[Stored records]
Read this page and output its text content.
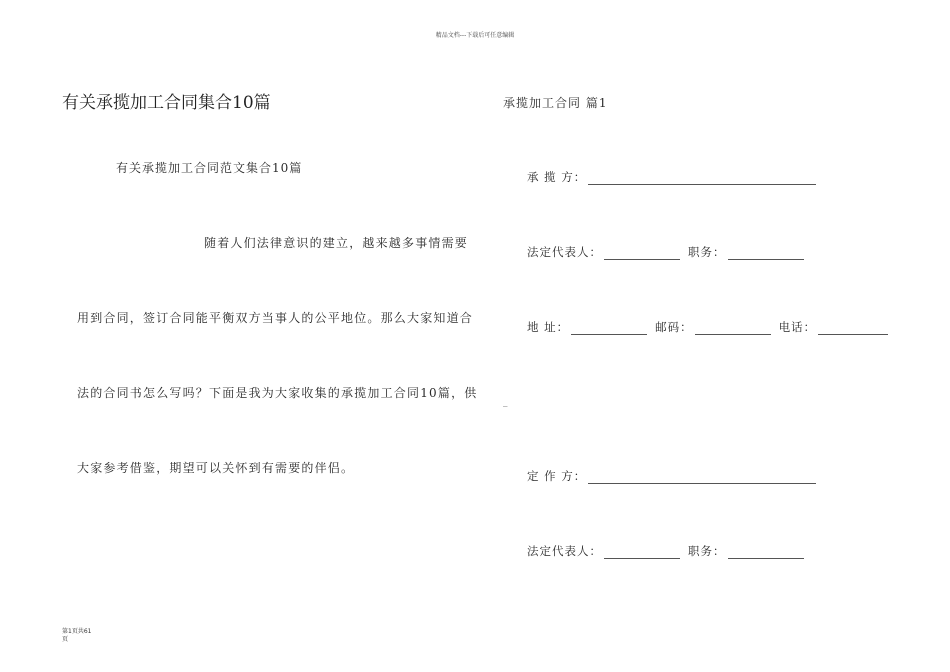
精品文档---下载后可任意编辑
有关承揽加工合同集合10篇
有关承揽加工合同范文集合10篇
随着人们法律意识的建立，越来越多事情需要
用到合同，签订合同能平衡双方当事人的公平地位。那么大家知道合
法的合同书怎么写吗？下面是我为大家收集的承揽加工合同10篇，供
大家参考借鉴，期望可以关怀到有需要的伴侣。
承揽加工合同 篇1
承 揽 方：
法定代表人：	职务：
地 址：	邮码：	电话：
_
定 作 方：
法定代表人：	职务：
第1页共61
页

**Problem description:** Transcribe the material exactly, and leave out whatever pictures it holds.

**Exercise result:**
Read this page and output its text content.
精品文档---下载后可任意编辑
有关承揽加工合同集合10篇
有关承揽加工合同范文集合10篇
随着人们法律意识的建立，越来越多事情需要
用到合同，签订合同能平衡双方当事人的公平地位。那么大家知道合
法的合同书怎么写吗？下面是我为大家收集的承揽加工合同10篇，供
大家参考借鉴，期望可以关怀到有需要的伴侣。
承揽加工合同 篇1
承 揽 方：
法定代表人：	职务：
地 址：	邮码：	电话：
_
定 作 方：
法定代表人：	职务：
第1页共61
页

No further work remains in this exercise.